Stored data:
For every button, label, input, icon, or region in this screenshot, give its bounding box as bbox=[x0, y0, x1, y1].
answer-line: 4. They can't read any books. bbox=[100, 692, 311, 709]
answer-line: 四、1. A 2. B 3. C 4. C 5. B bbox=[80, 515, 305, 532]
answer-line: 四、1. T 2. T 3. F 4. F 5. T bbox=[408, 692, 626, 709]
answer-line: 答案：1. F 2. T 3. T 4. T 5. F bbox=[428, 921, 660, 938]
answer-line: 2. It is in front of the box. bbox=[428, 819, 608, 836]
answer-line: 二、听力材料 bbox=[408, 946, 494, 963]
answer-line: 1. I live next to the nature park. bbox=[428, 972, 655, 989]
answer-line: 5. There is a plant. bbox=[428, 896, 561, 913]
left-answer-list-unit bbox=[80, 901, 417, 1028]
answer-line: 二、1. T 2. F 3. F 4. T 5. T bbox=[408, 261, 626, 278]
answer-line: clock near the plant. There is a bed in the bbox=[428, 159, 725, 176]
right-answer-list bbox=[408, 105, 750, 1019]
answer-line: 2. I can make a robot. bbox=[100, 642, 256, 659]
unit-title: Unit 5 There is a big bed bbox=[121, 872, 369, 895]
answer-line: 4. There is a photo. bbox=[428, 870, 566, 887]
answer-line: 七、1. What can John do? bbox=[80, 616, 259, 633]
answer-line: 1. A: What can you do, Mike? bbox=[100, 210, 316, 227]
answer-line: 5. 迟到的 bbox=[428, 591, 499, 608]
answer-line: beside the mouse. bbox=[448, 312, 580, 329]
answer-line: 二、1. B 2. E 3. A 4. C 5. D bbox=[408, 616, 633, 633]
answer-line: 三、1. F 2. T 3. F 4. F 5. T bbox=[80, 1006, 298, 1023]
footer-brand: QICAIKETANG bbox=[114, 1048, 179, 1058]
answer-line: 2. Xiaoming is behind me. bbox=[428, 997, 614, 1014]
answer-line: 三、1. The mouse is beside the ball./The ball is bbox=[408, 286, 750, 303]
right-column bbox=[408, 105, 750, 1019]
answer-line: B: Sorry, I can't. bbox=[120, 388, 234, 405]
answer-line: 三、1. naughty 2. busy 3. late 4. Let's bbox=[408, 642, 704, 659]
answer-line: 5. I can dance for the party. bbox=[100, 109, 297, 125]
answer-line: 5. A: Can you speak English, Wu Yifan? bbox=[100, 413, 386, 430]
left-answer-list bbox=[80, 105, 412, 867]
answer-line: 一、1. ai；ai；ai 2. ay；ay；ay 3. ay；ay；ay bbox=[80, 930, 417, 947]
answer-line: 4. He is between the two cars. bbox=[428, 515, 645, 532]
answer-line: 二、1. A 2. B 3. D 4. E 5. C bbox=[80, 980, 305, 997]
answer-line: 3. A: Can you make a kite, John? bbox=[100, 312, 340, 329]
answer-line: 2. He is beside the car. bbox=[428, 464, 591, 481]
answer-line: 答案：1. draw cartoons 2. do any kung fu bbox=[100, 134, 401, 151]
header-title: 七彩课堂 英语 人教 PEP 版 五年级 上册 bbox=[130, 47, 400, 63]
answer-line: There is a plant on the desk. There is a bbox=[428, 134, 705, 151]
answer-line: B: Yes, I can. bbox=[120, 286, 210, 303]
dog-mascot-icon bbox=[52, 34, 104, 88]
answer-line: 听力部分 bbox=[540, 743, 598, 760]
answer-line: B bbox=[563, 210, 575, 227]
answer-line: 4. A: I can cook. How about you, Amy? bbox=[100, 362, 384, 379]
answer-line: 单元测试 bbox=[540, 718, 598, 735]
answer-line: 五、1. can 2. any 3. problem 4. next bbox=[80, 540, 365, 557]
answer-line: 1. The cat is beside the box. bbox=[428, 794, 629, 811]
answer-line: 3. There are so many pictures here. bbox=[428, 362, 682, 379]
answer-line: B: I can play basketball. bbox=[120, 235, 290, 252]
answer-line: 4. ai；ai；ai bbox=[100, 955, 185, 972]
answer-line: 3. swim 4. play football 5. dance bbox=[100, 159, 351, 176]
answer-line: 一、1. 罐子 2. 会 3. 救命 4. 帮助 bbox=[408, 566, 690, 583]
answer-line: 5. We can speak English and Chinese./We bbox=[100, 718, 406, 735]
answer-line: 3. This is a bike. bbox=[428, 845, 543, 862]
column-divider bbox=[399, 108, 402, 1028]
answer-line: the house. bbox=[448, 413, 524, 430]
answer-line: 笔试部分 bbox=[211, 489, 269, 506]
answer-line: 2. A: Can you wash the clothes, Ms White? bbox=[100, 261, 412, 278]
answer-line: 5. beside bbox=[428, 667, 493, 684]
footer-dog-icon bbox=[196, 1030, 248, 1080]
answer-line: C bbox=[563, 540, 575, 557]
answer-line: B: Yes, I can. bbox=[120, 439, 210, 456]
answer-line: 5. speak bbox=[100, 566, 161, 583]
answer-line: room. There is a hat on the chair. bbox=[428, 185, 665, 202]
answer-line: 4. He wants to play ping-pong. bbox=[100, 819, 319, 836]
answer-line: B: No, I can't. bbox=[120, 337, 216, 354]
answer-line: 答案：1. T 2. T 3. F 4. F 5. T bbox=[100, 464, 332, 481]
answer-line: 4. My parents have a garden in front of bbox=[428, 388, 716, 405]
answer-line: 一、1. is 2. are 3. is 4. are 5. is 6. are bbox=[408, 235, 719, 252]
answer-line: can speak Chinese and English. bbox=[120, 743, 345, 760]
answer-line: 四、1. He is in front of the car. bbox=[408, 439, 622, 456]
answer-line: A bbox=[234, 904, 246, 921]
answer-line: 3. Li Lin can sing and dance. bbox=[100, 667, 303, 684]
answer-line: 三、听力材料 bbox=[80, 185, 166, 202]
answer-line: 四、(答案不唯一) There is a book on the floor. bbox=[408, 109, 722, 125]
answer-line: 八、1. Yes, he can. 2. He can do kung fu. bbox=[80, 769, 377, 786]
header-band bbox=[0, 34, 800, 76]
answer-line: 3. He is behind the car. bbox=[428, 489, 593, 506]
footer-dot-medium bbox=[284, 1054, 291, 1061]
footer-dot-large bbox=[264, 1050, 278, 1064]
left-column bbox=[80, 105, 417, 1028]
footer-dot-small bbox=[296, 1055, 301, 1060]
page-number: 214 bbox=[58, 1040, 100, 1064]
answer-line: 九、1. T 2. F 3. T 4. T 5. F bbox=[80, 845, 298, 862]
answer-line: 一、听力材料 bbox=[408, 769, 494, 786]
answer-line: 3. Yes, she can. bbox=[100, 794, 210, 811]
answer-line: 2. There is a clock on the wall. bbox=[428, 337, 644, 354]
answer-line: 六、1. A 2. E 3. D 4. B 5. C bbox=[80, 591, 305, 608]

» Set task:
Please rewrite the stretch from the start of the material through the line containing "answer-line: 1. I", swapping "answer-line" for "text-line" and leaving everything else unchanged.

» Correct output:
For every button, label, input, icon, or region in this screenshot, give its bounding box as bbox=[x0, y0, x1, y1].
text-line: 4. They can't read any books. bbox=[100, 692, 311, 709]
text-line: 四、1. A 2. B 3. C 4. C 5. B bbox=[80, 515, 305, 532]
text-line: 四、1. T 2. T 3. F 4. F 5. T bbox=[408, 692, 626, 709]
text-line: 答案：1. F 2. T 3. T 4. T 5. F bbox=[428, 921, 660, 938]
text-line: 2. It is in front of the box. bbox=[428, 819, 608, 836]
text-line: 二、听力材料 bbox=[408, 946, 494, 963]
text-line: 1. I live next to the nature park. bbox=[428, 972, 655, 989]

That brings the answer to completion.